### DATA FOR THIS EXERCISE ###
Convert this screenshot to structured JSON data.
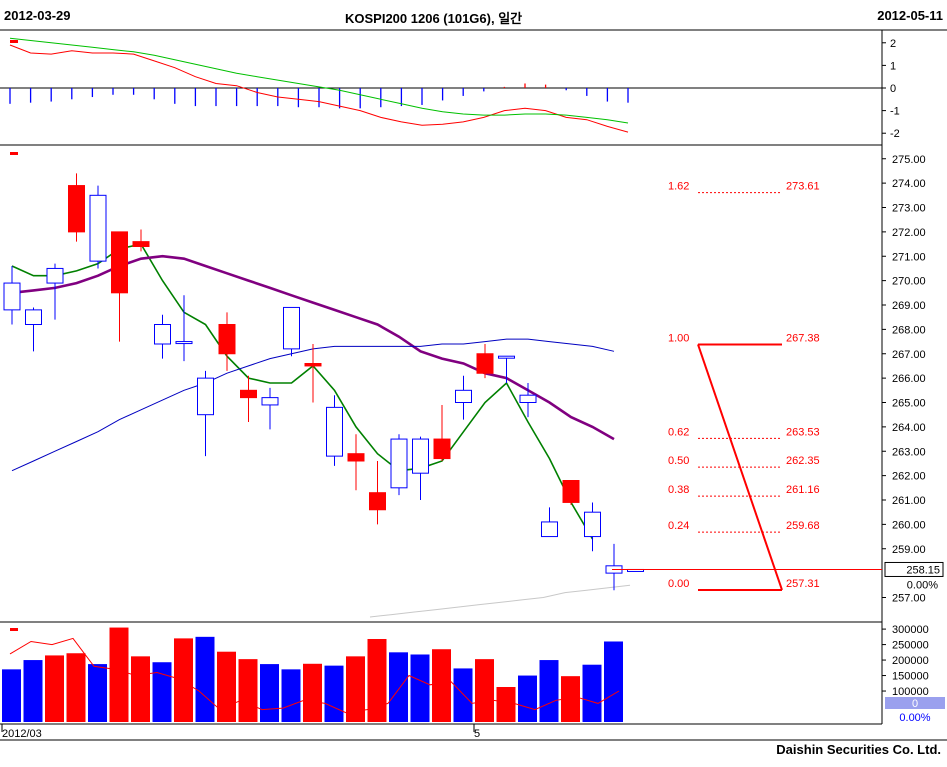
{
  "header": {
    "start_date": "2012-03-29",
    "title": "KOSPI200 1206 (101G6), 일간",
    "end_date": "2012-05-11"
  },
  "footer": {
    "brand": "Daishin Securities Co. Ltd."
  },
  "colors": {
    "up": "#ff0000",
    "down": "#0000ff",
    "ma_short": "#008000",
    "ma_mid": "#800080",
    "ma_long": "#0000c0",
    "ma_vlong": "#c8c8c8",
    "fib": "#ff0000"
  },
  "chart_data": [
    {
      "type": "line",
      "panel": "oscillator",
      "ylim": [
        -2.3,
        2.3
      ],
      "y_ticks": [
        "2",
        "1",
        "0",
        "-1",
        "-2"
      ],
      "series": [
        {
          "values": [
            1.9,
            1.55,
            1.5,
            1.65,
            1.55,
            1.55,
            1.5,
            1.2,
            0.9,
            0.5,
            0.2,
            0.1,
            -0.2,
            -0.4,
            -0.5,
            -0.6,
            -0.8,
            -1.0,
            -1.3,
            -1.5,
            -1.65,
            -1.6,
            -1.5,
            -1.3,
            -1.0,
            -0.9,
            -1.0,
            -1.3,
            -1.4,
            -1.7,
            -1.95
          ]
        },
        {
          "values": [
            2.2,
            2.1,
            2.0,
            1.9,
            1.8,
            1.7,
            1.6,
            1.45,
            1.25,
            1.05,
            0.85,
            0.65,
            0.5,
            0.35,
            0.2,
            0.05,
            -0.1,
            -0.3,
            -0.5,
            -0.7,
            -0.9,
            -1.05,
            -1.15,
            -1.2,
            -1.2,
            -1.15,
            -1.15,
            -1.2,
            -1.3,
            -1.4,
            -1.55
          ]
        }
      ],
      "bars": [
        -0.7,
        -0.65,
        -0.6,
        -0.5,
        -0.4,
        -0.3,
        -0.3,
        -0.5,
        -0.7,
        -0.8,
        -0.8,
        -0.8,
        -0.8,
        -0.8,
        -0.85,
        -0.85,
        -0.9,
        -0.9,
        -0.85,
        -0.8,
        -0.75,
        -0.55,
        -0.35,
        -0.15,
        0.05,
        0.2,
        0.15,
        -0.1,
        -0.35,
        -0.6,
        -0.65
      ]
    },
    {
      "type": "candlestick",
      "panel": "price",
      "ylim": [
        256.2,
        275.4
      ],
      "y_ticks": [
        "275.00",
        "274.00",
        "273.00",
        "272.00",
        "271.00",
        "270.00",
        "269.00",
        "268.00",
        "267.00",
        "266.00",
        "265.00",
        "264.00",
        "263.00",
        "262.00",
        "261.00",
        "260.00",
        "259.00",
        "257.00"
      ],
      "last_price": "258.15",
      "last_change": "0.00%",
      "candles": [
        {
          "o": 268.8,
          "h": 270.6,
          "l": 268.2,
          "c": 269.9
        },
        {
          "o": 268.2,
          "h": 268.9,
          "l": 267.1,
          "c": 268.8
        },
        {
          "o": 269.9,
          "h": 270.7,
          "l": 268.4,
          "c": 270.5
        },
        {
          "o": 273.9,
          "h": 274.4,
          "l": 271.6,
          "c": 272.0
        },
        {
          "o": 270.8,
          "h": 273.9,
          "l": 270.5,
          "c": 273.5
        },
        {
          "o": 272.0,
          "h": 272.0,
          "l": 267.5,
          "c": 269.5
        },
        {
          "o": 271.6,
          "h": 272.1,
          "l": 271.2,
          "c": 271.4
        },
        {
          "o": 267.4,
          "h": 268.6,
          "l": 266.8,
          "c": 268.2
        },
        {
          "o": 267.5,
          "h": 269.4,
          "l": 266.7,
          "c": 267.5
        },
        {
          "o": 264.5,
          "h": 266.3,
          "l": 262.8,
          "c": 266.0
        },
        {
          "o": 268.2,
          "h": 268.7,
          "l": 266.3,
          "c": 267.0
        },
        {
          "o": 265.5,
          "h": 266.1,
          "l": 264.2,
          "c": 265.2
        },
        {
          "o": 264.9,
          "h": 265.6,
          "l": 263.9,
          "c": 265.2
        },
        {
          "o": 267.2,
          "h": 268.9,
          "l": 266.9,
          "c": 268.9
        },
        {
          "o": 266.6,
          "h": 267.4,
          "l": 265.0,
          "c": 266.5
        },
        {
          "o": 262.8,
          "h": 265.3,
          "l": 262.4,
          "c": 264.8
        },
        {
          "o": 262.9,
          "h": 263.7,
          "l": 261.4,
          "c": 262.6
        },
        {
          "o": 261.3,
          "h": 262.6,
          "l": 260.0,
          "c": 260.6
        },
        {
          "o": 261.5,
          "h": 263.7,
          "l": 261.2,
          "c": 263.5
        },
        {
          "o": 262.1,
          "h": 263.6,
          "l": 261.0,
          "c": 263.5
        },
        {
          "o": 263.5,
          "h": 264.9,
          "l": 262.6,
          "c": 262.7
        },
        {
          "o": 265.0,
          "h": 266.1,
          "l": 264.3,
          "c": 265.5
        },
        {
          "o": 267.0,
          "h": 267.4,
          "l": 266.0,
          "c": 266.2
        },
        {
          "o": 266.9,
          "h": 266.9,
          "l": 265.8,
          "c": 266.9
        },
        {
          "o": 265.0,
          "h": 265.8,
          "l": 264.4,
          "c": 265.3
        },
        {
          "o": 259.5,
          "h": 260.7,
          "l": 259.5,
          "c": 260.1
        },
        {
          "o": 261.8,
          "h": 261.8,
          "l": 260.8,
          "c": 260.9
        },
        {
          "o": 259.5,
          "h": 260.9,
          "l": 258.9,
          "c": 260.5
        },
        {
          "o": 258.0,
          "h": 259.2,
          "l": 257.3,
          "c": 258.3
        },
        {
          "o": 258.15,
          "h": 258.15,
          "l": 258.15,
          "c": 258.15
        }
      ],
      "moving_averages": [
        {
          "color": "ma_short",
          "values": [
            270.6,
            270.2,
            270.2,
            270.4,
            270.7,
            271.3,
            271.5,
            270.0,
            268.7,
            268.2,
            266.9,
            266.0,
            265.8,
            265.8,
            266.5,
            265.5,
            264.0,
            262.9,
            262.2,
            262.3,
            262.6,
            263.8,
            265.0,
            265.8,
            264.2,
            262.7,
            260.9,
            259.4
          ]
        },
        {
          "color": "ma_mid",
          "values": [
            269.5,
            269.6,
            269.7,
            269.9,
            270.2,
            270.6,
            270.9,
            271.0,
            270.9,
            270.6,
            270.3,
            270.0,
            269.7,
            269.4,
            269.1,
            268.8,
            268.5,
            268.2,
            267.7,
            267.1,
            266.8,
            266.6,
            266.2,
            266.0,
            265.5,
            265.0,
            264.4,
            264.0,
            263.5
          ]
        },
        {
          "color": "ma_long",
          "values": [
            262.2,
            262.6,
            263.0,
            263.4,
            263.8,
            264.3,
            264.7,
            265.1,
            265.5,
            265.8,
            266.2,
            266.5,
            266.8,
            267.0,
            267.2,
            267.3,
            267.3,
            267.3,
            267.3,
            267.3,
            267.4,
            267.4,
            267.5,
            267.6,
            267.6,
            267.5,
            267.4,
            267.3,
            267.1
          ]
        },
        {
          "color": "ma_vlong",
          "values": [
            256.2,
            256.3,
            256.4,
            256.5,
            256.6,
            256.7,
            256.8,
            256.9,
            257.0,
            257.2,
            257.3,
            257.4,
            257.5
          ]
        }
      ],
      "fibonacci": [
        {
          "ratio": "1.62",
          "price": "273.61"
        },
        {
          "ratio": "1.00",
          "price": "267.38"
        },
        {
          "ratio": "0.62",
          "price": "263.53"
        },
        {
          "ratio": "0.50",
          "price": "262.35"
        },
        {
          "ratio": "0.38",
          "price": "261.16"
        },
        {
          "ratio": "0.24",
          "price": "259.68"
        },
        {
          "ratio": "0.00",
          "price": "257.31"
        }
      ]
    },
    {
      "type": "bar",
      "panel": "volume",
      "ylim": [
        0,
        310000
      ],
      "y_ticks": [
        "300000",
        "250000",
        "200000",
        "150000",
        "100000"
      ],
      "last_value": "0",
      "last_change": "0.00%",
      "x_tick_labels": [
        "2012/03",
        "5"
      ],
      "bars": [
        {
          "v": 170000,
          "up": false
        },
        {
          "v": 200000,
          "up": false
        },
        {
          "v": 215000,
          "up": true
        },
        {
          "v": 222000,
          "up": true
        },
        {
          "v": 187000,
          "up": false
        },
        {
          "v": 305000,
          "up": true
        },
        {
          "v": 212000,
          "up": true
        },
        {
          "v": 193000,
          "up": false
        },
        {
          "v": 270000,
          "up": true
        },
        {
          "v": 275000,
          "up": false
        },
        {
          "v": 227000,
          "up": true
        },
        {
          "v": 203000,
          "up": true
        },
        {
          "v": 187000,
          "up": false
        },
        {
          "v": 170000,
          "up": false
        },
        {
          "v": 188000,
          "up": true
        },
        {
          "v": 182000,
          "up": false
        },
        {
          "v": 212000,
          "up": true
        },
        {
          "v": 268000,
          "up": true
        },
        {
          "v": 225000,
          "up": false
        },
        {
          "v": 218000,
          "up": false
        },
        {
          "v": 235000,
          "up": true
        },
        {
          "v": 173000,
          "up": false
        },
        {
          "v": 203000,
          "up": true
        },
        {
          "v": 113000,
          "up": true
        },
        {
          "v": 150000,
          "up": false
        },
        {
          "v": 200000,
          "up": false
        },
        {
          "v": 148000,
          "up": true
        },
        {
          "v": 185000,
          "up": false
        },
        {
          "v": 260000,
          "up": false
        }
      ],
      "line": [
        220000,
        260000,
        250000,
        270000,
        180000,
        170000,
        150000,
        160000,
        140000,
        100000,
        40000,
        70000,
        40000,
        45000,
        70000,
        60000,
        30000,
        40000,
        60000,
        150000,
        120000,
        130000,
        60000,
        70000,
        60000,
        40000,
        70000,
        80000,
        60000,
        100000
      ]
    }
  ]
}
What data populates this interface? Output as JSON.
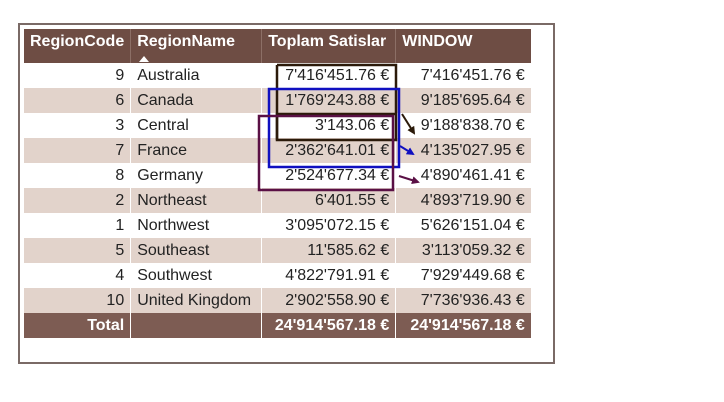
{
  "table": {
    "headers": {
      "region_code": "RegionCode",
      "region_name": "RegionName",
      "toplam_satislar": "Toplam Satislar",
      "window": "WINDOW"
    },
    "rows": [
      {
        "code": "9",
        "name": "Australia",
        "toplam": "7'416'451.76 €",
        "window": "7'416'451.76 €"
      },
      {
        "code": "6",
        "name": "Canada",
        "toplam": "1'769'243.88 €",
        "window": "9'185'695.64 €"
      },
      {
        "code": "3",
        "name": "Central",
        "toplam": "3'143.06 €",
        "window": "9'188'838.70 €"
      },
      {
        "code": "7",
        "name": "France",
        "toplam": "2'362'641.01 €",
        "window": "4'135'027.95 €"
      },
      {
        "code": "8",
        "name": "Germany",
        "toplam": "2'524'677.34 €",
        "window": "4'890'461.41 €"
      },
      {
        "code": "2",
        "name": "Northeast",
        "toplam": "6'401.55 €",
        "window": "4'893'719.90 €"
      },
      {
        "code": "1",
        "name": "Northwest",
        "toplam": "3'095'072.15 €",
        "window": "5'626'151.04 €"
      },
      {
        "code": "5",
        "name": "Southeast",
        "toplam": "11'585.62 €",
        "window": "3'113'059.32 €"
      },
      {
        "code": "4",
        "name": "Southwest",
        "toplam": "4'822'791.91 €",
        "window": "7'929'449.68 €"
      },
      {
        "code": "10",
        "name": "United Kingdom",
        "toplam": "2'902'558.90 €",
        "window": "7'736'936.43 €"
      }
    ],
    "total": {
      "label": "Total",
      "toplam": "24'914'567.18 €",
      "window": "24'914'567.18 €"
    }
  },
  "colors": {
    "header_bg": "#6e4d44",
    "total_bg": "#7d5c53",
    "stripe": "#e2d3cb",
    "annotation_black": "#2b1a0a",
    "annotation_blue": "#1010c0",
    "annotation_purple": "#5a1045"
  }
}
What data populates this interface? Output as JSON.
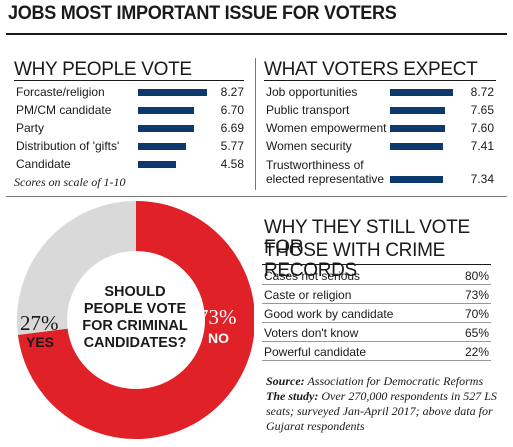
{
  "title": "JOBS MOST IMPORTANT ISSUE FOR VOTERS",
  "why_vote": {
    "title": "WHY PEOPLE VOTE",
    "note": "Scores on scale of 1-10",
    "max": 10
  },
  "expect": {
    "title": "WHAT VOTERS EXPECT"
  },
  "crime": {
    "title_line1": "WHY THEY STILL VOTE FOR",
    "title_line2": "THOSE WITH CRIME RECORDS"
  },
  "donut": {
    "question_lines": [
      "SHOULD",
      "PEOPLE VOTE",
      "FOR CRIMINAL",
      "CANDIDATES?"
    ],
    "yes_pct": "27%",
    "yes_label": "YES",
    "no_pct": "73%",
    "no_label": "NO",
    "yes_color": "#d9d9d9",
    "no_color": "#e02128"
  },
  "source": {
    "source_label": "Source:",
    "source_text": "Association for Democratic Reforms",
    "study_label": "The study:",
    "study_text": "Over 270,000 respondents in 527 LS seats; surveyed Jan-April 2017; above data for Gujarat respondents"
  },
  "chart_data": [
    {
      "type": "bar",
      "title": "WHY PEOPLE VOTE",
      "categories": [
        "Forcaste/religion",
        "PM/CM candidate",
        "Party",
        "Distribution of 'gifts'",
        "Candidate"
      ],
      "values": [
        8.27,
        6.7,
        6.69,
        5.77,
        4.58
      ],
      "labels": [
        "8.27",
        "6.70",
        "6.69",
        "5.77",
        "4.58"
      ],
      "xlim": [
        0,
        10
      ],
      "color": "#0d3a6e"
    },
    {
      "type": "bar",
      "title": "WHAT VOTERS EXPECT",
      "categories": [
        "Job opportunities",
        "Public transport",
        "Women empowerment",
        "Women security",
        "Trustworthiness of|elected representative"
      ],
      "values": [
        8.72,
        7.65,
        7.6,
        7.41,
        7.34
      ],
      "labels": [
        "8.72",
        "7.65",
        "7.60",
        "7.41",
        "7.34"
      ],
      "xlim": [
        0,
        10
      ],
      "color": "#0d3a6e"
    },
    {
      "type": "table",
      "title": "WHY THEY STILL VOTE FOR THOSE WITH CRIME RECORDS",
      "rows": [
        {
          "label": "Cases not serious",
          "value": "80%"
        },
        {
          "label": "Caste or religion",
          "value": "73%"
        },
        {
          "label": "Good work by candidate",
          "value": "70%"
        },
        {
          "label": "Voters don't know",
          "value": "65%"
        },
        {
          "label": "Powerful candidate",
          "value": "22%"
        }
      ]
    },
    {
      "type": "pie",
      "title": "SHOULD PEOPLE VOTE FOR CRIMINAL CANDIDATES?",
      "categories": [
        "YES",
        "NO"
      ],
      "values": [
        27,
        73
      ],
      "colors": [
        "#d9d9d9",
        "#e02128"
      ]
    }
  ]
}
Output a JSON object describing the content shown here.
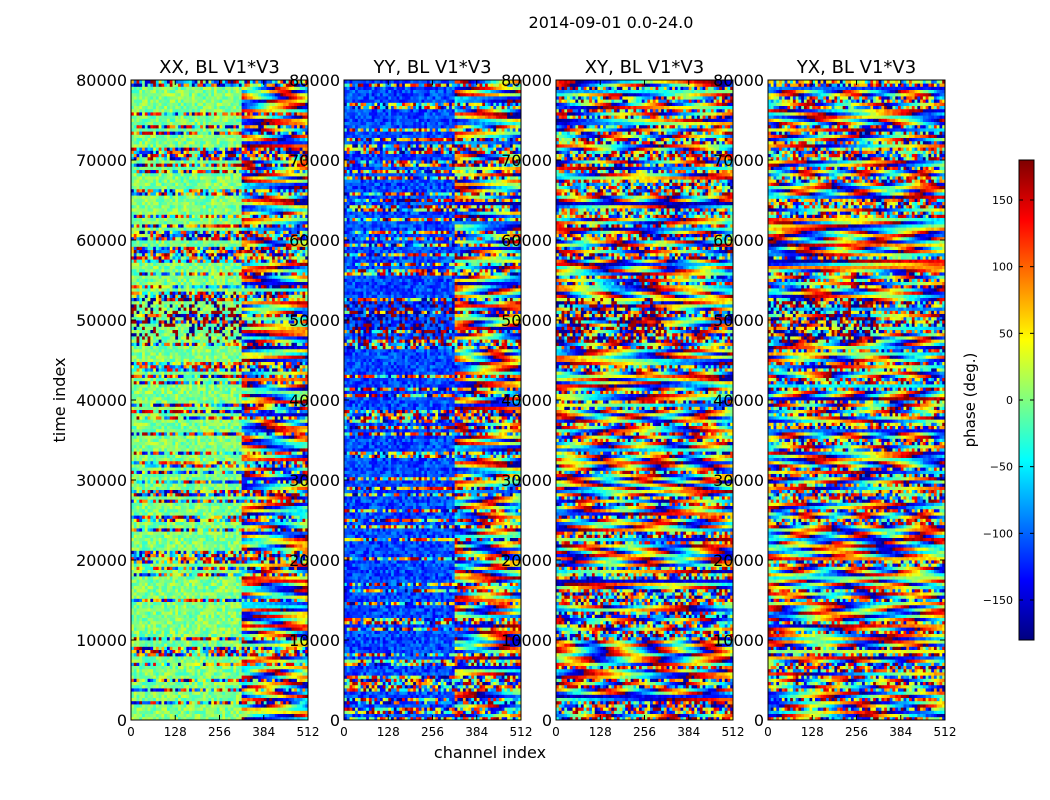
{
  "figure_title": "2014-09-01 0.0-24.0",
  "xlabel": "channel index",
  "ylabel": "time index",
  "colorbar": {
    "label": "phase (deg.)",
    "range": [
      -180,
      180
    ],
    "ticks": [
      150,
      100,
      50,
      0,
      -50,
      -100,
      -150
    ],
    "tick_labels": [
      "150",
      "100",
      "50",
      "0",
      "−50",
      "−100",
      "−150"
    ],
    "colormap": "jet",
    "colors": [
      "#00007f",
      "#0000ff",
      "#0080ff",
      "#00ffff",
      "#80ff80",
      "#ffff00",
      "#ff8000",
      "#ff0000",
      "#7f0000"
    ]
  },
  "chart_data": [
    {
      "type": "heatmap",
      "title": "XX, BL V1*V3",
      "xlim": [
        0,
        512
      ],
      "ylim": [
        0,
        80000
      ],
      "xticks": [
        0,
        128,
        256,
        384,
        512
      ],
      "xtick_labels": [
        "0",
        "128",
        "256",
        "384",
        "512"
      ],
      "yticks": [
        0,
        10000,
        20000,
        30000,
        40000,
        50000,
        60000,
        70000,
        80000
      ],
      "ytick_labels": [
        "0",
        "10000",
        "20000",
        "30000",
        "40000",
        "50000",
        "60000",
        "70000",
        "80000"
      ],
      "value": "phase (deg.)",
      "features": {
        "flat_left_half": true,
        "bias": 0,
        "dark_band_time": [
          47000,
          53000
        ]
      }
    },
    {
      "type": "heatmap",
      "title": "YY, BL V1*V3",
      "xlim": [
        0,
        512
      ],
      "ylim": [
        0,
        80000
      ],
      "xticks": [
        0,
        128,
        256,
        384,
        512
      ],
      "xtick_labels": [
        "0",
        "128",
        "256",
        "384",
        "512"
      ],
      "yticks": [
        0,
        10000,
        20000,
        30000,
        40000,
        50000,
        60000,
        70000,
        80000
      ],
      "ytick_labels": [
        "0",
        "10000",
        "20000",
        "30000",
        "40000",
        "50000",
        "60000",
        "70000",
        "80000"
      ],
      "value": "phase (deg.)",
      "features": {
        "flat_left_half": true,
        "bias": -110,
        "dark_band_time": [
          47000,
          53000
        ]
      }
    },
    {
      "type": "heatmap",
      "title": "XY, BL V1*V3",
      "xlim": [
        0,
        512
      ],
      "ylim": [
        0,
        80000
      ],
      "xticks": [
        0,
        128,
        256,
        384,
        512
      ],
      "xtick_labels": [
        "0",
        "128",
        "256",
        "384",
        "512"
      ],
      "yticks": [
        0,
        10000,
        20000,
        30000,
        40000,
        50000,
        60000,
        70000,
        80000
      ],
      "ytick_labels": [
        "0",
        "10000",
        "20000",
        "30000",
        "40000",
        "50000",
        "60000",
        "70000",
        "80000"
      ],
      "value": "phase (deg.)",
      "features": {
        "flat_left_half": false,
        "bias": 0,
        "dark_band_time": [
          47000,
          53000
        ]
      }
    },
    {
      "type": "heatmap",
      "title": "YX, BL V1*V3",
      "xlim": [
        0,
        512
      ],
      "ylim": [
        0,
        80000
      ],
      "xticks": [
        0,
        128,
        256,
        384,
        512
      ],
      "xtick_labels": [
        "0",
        "128",
        "256",
        "384",
        "512"
      ],
      "yticks": [
        0,
        10000,
        20000,
        30000,
        40000,
        50000,
        60000,
        70000,
        80000
      ],
      "ytick_labels": [
        "0",
        "10000",
        "20000",
        "30000",
        "40000",
        "50000",
        "60000",
        "70000",
        "80000"
      ],
      "value": "phase (deg.)",
      "features": {
        "flat_left_half": false,
        "bias": 0,
        "dark_band_time": [
          47000,
          53000
        ]
      }
    }
  ]
}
###
* YOUR OBJECTIVE
Count every line of the material above that holds the string "JSON", then state only the total.

* SOLVED EXERCISE
4